■ WORK INSTRUCTIONS
Write out the entries, please, from the line containing "Read out every word on this page." through their final line, exactly and with nothing else.

* Start STORED DATA *

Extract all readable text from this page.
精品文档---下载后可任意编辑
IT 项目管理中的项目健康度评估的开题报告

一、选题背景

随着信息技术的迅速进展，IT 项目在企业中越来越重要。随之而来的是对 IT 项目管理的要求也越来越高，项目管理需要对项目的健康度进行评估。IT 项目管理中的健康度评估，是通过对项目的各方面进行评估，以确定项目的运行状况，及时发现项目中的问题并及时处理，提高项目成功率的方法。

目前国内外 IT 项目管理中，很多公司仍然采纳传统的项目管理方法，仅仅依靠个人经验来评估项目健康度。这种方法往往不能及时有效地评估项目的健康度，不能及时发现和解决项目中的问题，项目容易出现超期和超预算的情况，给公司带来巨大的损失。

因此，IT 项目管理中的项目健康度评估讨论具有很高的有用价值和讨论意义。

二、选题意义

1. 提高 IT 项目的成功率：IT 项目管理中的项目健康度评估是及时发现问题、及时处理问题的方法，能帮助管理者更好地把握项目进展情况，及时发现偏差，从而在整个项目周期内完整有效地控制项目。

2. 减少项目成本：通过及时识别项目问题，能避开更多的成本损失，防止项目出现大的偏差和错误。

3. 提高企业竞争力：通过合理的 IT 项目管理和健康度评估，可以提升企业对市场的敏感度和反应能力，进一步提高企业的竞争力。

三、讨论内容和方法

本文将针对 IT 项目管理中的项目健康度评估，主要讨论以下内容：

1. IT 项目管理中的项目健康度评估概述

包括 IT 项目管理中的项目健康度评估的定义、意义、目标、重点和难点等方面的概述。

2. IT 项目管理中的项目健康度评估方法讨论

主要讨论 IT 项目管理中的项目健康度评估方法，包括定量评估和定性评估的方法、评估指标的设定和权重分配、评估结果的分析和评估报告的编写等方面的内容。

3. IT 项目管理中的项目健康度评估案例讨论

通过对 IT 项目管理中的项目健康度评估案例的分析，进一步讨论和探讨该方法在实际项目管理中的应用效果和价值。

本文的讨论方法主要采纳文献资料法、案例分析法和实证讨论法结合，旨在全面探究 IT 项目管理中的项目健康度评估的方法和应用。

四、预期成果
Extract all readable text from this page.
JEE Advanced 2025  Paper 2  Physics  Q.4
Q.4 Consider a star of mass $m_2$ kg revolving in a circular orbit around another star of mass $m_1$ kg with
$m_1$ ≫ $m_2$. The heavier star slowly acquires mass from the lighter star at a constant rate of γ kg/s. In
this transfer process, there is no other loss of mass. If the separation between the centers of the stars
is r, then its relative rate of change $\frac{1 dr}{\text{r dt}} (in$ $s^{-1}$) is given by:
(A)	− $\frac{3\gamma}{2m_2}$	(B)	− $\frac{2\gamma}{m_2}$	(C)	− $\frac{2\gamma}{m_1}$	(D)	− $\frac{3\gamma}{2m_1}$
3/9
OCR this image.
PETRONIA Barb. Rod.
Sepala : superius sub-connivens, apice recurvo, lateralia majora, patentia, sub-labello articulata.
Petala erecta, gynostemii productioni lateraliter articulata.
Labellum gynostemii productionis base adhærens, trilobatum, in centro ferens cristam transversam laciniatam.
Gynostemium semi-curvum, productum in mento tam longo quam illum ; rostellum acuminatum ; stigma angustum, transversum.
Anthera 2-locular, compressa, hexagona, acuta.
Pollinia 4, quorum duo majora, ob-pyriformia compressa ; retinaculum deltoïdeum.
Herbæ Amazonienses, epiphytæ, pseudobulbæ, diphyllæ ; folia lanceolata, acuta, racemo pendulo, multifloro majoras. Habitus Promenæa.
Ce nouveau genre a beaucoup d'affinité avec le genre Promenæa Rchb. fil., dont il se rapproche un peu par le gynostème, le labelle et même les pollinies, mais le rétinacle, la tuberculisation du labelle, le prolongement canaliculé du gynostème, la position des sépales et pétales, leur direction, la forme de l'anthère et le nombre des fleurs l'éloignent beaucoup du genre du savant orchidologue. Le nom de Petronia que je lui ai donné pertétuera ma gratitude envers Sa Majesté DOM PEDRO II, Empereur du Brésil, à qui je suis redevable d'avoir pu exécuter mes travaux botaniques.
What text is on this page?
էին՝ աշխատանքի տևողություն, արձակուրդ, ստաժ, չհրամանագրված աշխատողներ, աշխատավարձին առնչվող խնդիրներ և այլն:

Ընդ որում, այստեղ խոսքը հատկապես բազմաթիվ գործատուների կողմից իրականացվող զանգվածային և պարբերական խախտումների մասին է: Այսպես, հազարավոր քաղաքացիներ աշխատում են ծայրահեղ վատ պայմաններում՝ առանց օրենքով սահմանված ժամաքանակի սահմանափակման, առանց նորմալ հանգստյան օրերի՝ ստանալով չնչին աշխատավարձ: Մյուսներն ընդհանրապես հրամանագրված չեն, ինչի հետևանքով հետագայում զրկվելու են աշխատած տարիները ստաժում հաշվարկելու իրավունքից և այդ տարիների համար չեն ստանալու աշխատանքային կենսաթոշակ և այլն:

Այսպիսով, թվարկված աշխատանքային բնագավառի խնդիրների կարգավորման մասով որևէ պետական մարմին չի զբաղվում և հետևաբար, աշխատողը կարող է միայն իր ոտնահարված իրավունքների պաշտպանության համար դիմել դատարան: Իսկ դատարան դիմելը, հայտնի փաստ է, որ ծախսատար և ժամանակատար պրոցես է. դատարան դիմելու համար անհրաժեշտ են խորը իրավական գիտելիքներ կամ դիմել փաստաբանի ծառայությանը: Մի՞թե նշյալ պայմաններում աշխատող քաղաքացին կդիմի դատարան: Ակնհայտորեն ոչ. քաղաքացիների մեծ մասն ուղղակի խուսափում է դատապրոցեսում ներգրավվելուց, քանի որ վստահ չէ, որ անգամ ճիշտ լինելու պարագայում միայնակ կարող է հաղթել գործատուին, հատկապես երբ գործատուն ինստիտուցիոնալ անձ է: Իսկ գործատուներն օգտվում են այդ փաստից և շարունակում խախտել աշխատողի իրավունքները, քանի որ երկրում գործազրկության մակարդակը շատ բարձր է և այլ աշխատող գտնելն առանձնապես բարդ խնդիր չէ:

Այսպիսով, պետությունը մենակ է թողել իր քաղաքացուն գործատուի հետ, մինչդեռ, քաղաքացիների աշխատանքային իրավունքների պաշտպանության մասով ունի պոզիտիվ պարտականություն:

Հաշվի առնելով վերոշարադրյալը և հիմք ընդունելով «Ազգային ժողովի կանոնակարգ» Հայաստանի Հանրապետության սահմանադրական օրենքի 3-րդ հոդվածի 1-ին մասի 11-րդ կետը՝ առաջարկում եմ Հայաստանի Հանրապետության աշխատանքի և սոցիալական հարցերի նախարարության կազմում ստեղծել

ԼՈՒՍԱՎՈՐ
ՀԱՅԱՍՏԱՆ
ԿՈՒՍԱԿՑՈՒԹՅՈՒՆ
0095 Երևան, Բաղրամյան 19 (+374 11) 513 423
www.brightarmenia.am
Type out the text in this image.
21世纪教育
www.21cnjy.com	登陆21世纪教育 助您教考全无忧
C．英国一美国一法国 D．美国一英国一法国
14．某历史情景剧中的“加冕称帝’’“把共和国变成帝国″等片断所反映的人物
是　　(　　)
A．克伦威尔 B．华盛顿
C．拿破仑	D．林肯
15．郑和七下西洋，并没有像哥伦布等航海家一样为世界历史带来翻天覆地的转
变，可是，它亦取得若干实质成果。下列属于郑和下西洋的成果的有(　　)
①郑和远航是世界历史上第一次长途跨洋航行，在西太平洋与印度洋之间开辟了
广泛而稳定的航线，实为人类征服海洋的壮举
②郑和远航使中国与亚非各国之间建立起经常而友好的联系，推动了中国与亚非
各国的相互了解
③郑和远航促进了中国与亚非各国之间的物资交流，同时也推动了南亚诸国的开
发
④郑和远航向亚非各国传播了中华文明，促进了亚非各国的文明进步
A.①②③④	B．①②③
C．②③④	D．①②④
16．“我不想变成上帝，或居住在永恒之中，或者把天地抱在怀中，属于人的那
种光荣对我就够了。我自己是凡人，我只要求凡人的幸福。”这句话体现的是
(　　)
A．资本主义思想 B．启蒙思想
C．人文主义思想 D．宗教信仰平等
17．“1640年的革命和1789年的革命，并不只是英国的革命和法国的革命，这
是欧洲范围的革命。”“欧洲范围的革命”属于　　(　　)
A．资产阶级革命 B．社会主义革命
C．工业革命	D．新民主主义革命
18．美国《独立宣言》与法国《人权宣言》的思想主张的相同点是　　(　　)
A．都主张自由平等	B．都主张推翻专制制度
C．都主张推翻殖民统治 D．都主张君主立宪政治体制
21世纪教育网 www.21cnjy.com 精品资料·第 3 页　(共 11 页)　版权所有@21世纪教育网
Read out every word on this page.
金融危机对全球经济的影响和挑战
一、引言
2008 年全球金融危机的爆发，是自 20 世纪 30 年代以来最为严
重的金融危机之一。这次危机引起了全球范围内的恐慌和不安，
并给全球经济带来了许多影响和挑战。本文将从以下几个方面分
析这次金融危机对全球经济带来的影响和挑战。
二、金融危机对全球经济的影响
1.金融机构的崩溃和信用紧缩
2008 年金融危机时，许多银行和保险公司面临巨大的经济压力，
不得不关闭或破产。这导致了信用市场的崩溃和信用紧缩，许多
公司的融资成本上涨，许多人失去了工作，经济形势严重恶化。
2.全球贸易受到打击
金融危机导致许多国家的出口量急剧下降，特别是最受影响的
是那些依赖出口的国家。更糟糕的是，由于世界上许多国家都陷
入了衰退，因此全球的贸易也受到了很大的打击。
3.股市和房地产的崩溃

* End STORED DATA *

■ EXERCISE SOLUTION
Read out every word on this page.
金融危机对全球经济的影响和挑战
一、引言
2008 年全球金融危机的爆发，是自 20 世纪 30 年代以来最为严
重的金融危机之一。这次危机引起了全球范围内的恐慌和不安，
并给全球经济带来了许多影响和挑战。本文将从以下几个方面分
析这次金融危机对全球经济带来的影响和挑战。
二、金融危机对全球经济的影响
1.金融机构的崩溃和信用紧缩
2008 年金融危机时，许多银行和保险公司面临巨大的经济压力，
不得不关闭或破产。这导致了信用市场的崩溃和信用紧缩，许多
公司的融资成本上涨，许多人失去了工作，经济形势严重恶化。
2.全球贸易受到打击
金融危机导致许多国家的出口量急剧下降，特别是最受影响的
是那些依赖出口的国家。更糟糕的是，由于世界上许多国家都陷
入了衰退，因此全球的贸易也受到了很大的打击。
3.股市和房地产的崩溃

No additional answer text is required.